Written instruction.
Gather from the material every line that contains the string "oshirilayotgan".

──────────

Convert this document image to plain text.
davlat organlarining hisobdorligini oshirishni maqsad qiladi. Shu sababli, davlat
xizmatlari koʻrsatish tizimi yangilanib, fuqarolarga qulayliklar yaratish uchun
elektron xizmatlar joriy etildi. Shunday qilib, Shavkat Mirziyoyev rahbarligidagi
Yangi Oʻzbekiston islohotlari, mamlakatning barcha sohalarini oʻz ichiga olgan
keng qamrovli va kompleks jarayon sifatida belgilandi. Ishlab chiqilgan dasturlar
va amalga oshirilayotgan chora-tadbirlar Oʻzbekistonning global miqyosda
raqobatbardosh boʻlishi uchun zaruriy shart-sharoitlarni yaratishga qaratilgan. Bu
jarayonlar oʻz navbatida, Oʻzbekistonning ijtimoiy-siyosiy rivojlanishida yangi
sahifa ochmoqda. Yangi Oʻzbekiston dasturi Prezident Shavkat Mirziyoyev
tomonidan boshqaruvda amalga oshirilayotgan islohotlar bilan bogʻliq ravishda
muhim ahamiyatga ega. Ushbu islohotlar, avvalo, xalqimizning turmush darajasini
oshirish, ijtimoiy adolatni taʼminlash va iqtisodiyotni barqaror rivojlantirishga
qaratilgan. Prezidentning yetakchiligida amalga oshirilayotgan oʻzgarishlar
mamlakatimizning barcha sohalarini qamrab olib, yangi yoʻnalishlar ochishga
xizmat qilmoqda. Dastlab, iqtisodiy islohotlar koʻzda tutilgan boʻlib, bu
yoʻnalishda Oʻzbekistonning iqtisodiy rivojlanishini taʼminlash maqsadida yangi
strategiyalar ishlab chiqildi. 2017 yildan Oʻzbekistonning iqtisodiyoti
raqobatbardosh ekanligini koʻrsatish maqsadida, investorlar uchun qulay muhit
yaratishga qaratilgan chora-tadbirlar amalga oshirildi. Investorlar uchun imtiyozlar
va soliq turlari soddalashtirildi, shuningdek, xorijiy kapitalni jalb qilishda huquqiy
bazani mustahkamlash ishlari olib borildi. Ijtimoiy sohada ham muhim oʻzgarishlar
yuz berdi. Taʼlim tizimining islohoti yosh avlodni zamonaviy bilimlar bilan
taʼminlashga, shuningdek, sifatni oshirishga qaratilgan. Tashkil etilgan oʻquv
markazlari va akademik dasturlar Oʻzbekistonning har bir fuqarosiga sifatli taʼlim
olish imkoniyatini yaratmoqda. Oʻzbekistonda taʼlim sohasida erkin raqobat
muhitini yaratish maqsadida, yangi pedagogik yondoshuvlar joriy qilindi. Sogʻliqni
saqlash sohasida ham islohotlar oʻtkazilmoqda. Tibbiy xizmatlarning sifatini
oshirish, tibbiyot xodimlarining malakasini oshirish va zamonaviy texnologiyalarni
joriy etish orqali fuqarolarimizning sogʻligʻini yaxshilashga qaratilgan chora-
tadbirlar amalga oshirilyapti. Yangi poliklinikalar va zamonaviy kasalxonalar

──────────

The solution.
va amalga oshirilayotgan chora-tadbirlar Oʻzbekistonning global miqyosda
tomonidan boshqaruvda amalga oshirilayotgan islohotlar bilan bogʻliq ravishda
qaratilgan. Prezidentning yetakchiligida amalga oshirilayotgan oʻzgarishlar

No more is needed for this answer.